> [Directions]: Select the lines of the records containing the word "商品名称" and list them.

> [Available records]:
————————

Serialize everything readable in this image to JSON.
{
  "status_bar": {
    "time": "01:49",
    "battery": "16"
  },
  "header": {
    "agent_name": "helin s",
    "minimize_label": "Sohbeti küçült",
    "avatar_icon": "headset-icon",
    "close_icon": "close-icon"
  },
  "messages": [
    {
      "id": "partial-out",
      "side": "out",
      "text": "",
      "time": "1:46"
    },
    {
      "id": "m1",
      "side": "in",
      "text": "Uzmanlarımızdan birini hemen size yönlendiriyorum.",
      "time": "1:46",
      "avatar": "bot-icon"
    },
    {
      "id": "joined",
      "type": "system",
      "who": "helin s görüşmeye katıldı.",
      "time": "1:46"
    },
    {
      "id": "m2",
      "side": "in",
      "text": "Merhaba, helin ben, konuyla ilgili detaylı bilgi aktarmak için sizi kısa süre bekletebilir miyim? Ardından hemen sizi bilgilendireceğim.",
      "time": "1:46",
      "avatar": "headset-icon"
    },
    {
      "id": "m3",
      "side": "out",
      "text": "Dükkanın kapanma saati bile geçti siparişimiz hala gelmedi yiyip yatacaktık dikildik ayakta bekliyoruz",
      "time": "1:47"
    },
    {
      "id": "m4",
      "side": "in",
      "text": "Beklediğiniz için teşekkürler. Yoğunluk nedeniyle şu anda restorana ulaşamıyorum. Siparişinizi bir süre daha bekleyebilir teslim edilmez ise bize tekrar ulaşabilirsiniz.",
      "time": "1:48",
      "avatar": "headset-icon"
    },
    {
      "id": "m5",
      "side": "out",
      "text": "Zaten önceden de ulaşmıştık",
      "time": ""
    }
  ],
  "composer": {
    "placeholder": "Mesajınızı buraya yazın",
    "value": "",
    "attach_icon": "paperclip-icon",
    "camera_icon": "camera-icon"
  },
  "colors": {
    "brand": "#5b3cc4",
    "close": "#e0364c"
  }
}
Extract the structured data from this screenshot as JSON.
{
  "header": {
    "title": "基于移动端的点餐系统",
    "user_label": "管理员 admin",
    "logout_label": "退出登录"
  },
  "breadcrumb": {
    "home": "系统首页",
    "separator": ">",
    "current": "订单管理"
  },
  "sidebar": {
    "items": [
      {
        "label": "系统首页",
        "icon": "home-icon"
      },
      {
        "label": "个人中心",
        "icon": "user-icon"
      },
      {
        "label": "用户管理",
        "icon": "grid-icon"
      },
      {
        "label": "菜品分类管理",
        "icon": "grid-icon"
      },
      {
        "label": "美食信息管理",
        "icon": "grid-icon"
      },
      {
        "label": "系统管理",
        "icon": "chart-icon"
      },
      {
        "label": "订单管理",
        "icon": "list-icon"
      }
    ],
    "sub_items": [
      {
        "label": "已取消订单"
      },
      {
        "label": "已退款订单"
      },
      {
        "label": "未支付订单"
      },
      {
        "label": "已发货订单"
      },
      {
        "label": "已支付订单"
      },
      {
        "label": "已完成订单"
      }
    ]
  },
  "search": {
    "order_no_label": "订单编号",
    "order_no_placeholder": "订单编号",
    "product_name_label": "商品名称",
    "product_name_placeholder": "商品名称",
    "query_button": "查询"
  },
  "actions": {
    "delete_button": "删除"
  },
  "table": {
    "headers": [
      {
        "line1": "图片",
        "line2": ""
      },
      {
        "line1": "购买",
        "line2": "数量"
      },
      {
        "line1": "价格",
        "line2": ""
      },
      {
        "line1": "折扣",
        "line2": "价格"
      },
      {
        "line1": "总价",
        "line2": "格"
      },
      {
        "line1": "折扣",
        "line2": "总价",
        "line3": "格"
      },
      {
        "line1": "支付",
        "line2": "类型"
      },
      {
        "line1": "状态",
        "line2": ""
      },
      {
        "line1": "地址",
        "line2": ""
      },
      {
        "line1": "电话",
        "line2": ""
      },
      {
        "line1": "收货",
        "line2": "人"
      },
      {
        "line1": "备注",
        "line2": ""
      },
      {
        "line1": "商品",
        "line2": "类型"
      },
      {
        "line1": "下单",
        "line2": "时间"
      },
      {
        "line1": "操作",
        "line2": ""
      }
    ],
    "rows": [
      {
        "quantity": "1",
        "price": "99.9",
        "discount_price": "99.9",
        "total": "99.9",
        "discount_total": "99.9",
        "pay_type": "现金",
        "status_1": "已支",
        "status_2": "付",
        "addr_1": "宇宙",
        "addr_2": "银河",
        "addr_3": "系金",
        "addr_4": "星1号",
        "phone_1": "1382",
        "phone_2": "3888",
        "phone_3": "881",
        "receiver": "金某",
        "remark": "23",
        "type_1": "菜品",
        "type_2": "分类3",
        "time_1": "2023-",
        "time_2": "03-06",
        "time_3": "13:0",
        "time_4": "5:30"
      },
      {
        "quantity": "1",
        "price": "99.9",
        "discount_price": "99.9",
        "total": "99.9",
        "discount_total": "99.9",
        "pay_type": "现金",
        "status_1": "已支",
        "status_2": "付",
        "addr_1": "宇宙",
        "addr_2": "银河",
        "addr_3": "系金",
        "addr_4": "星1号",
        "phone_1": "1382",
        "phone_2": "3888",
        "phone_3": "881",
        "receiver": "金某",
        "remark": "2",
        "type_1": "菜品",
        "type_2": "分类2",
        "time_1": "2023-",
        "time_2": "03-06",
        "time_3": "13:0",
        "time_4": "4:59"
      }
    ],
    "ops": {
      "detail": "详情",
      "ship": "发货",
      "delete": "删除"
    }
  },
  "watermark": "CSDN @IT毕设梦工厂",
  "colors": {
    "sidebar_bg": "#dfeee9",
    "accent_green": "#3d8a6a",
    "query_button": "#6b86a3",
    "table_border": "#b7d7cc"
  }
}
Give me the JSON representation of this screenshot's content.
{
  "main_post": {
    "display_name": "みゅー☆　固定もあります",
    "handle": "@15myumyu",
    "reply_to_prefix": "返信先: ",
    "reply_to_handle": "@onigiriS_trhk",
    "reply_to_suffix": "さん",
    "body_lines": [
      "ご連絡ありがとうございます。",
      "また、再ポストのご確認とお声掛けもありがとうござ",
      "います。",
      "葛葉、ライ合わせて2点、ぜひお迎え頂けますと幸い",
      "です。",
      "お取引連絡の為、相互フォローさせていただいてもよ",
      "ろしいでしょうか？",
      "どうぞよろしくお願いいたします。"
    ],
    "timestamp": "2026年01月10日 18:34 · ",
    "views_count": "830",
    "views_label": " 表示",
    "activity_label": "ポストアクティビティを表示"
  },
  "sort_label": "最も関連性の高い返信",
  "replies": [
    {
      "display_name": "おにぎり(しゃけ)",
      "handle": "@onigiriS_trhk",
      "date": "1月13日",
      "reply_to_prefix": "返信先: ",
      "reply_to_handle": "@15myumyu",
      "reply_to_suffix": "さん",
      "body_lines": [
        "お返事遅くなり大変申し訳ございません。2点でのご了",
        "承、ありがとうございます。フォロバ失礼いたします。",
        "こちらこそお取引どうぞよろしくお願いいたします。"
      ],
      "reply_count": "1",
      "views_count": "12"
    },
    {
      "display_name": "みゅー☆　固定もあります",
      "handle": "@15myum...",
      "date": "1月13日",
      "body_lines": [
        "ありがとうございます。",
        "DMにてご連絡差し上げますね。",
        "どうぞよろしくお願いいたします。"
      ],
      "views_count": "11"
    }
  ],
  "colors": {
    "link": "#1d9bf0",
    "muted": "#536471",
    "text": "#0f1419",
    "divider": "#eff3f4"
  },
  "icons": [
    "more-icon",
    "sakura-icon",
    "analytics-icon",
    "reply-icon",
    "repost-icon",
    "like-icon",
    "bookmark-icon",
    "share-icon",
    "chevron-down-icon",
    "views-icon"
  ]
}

————————

> [Response to this exercise]:
    "product_name_label": "商品名称",
    "product_name_placeholder": "商品名称",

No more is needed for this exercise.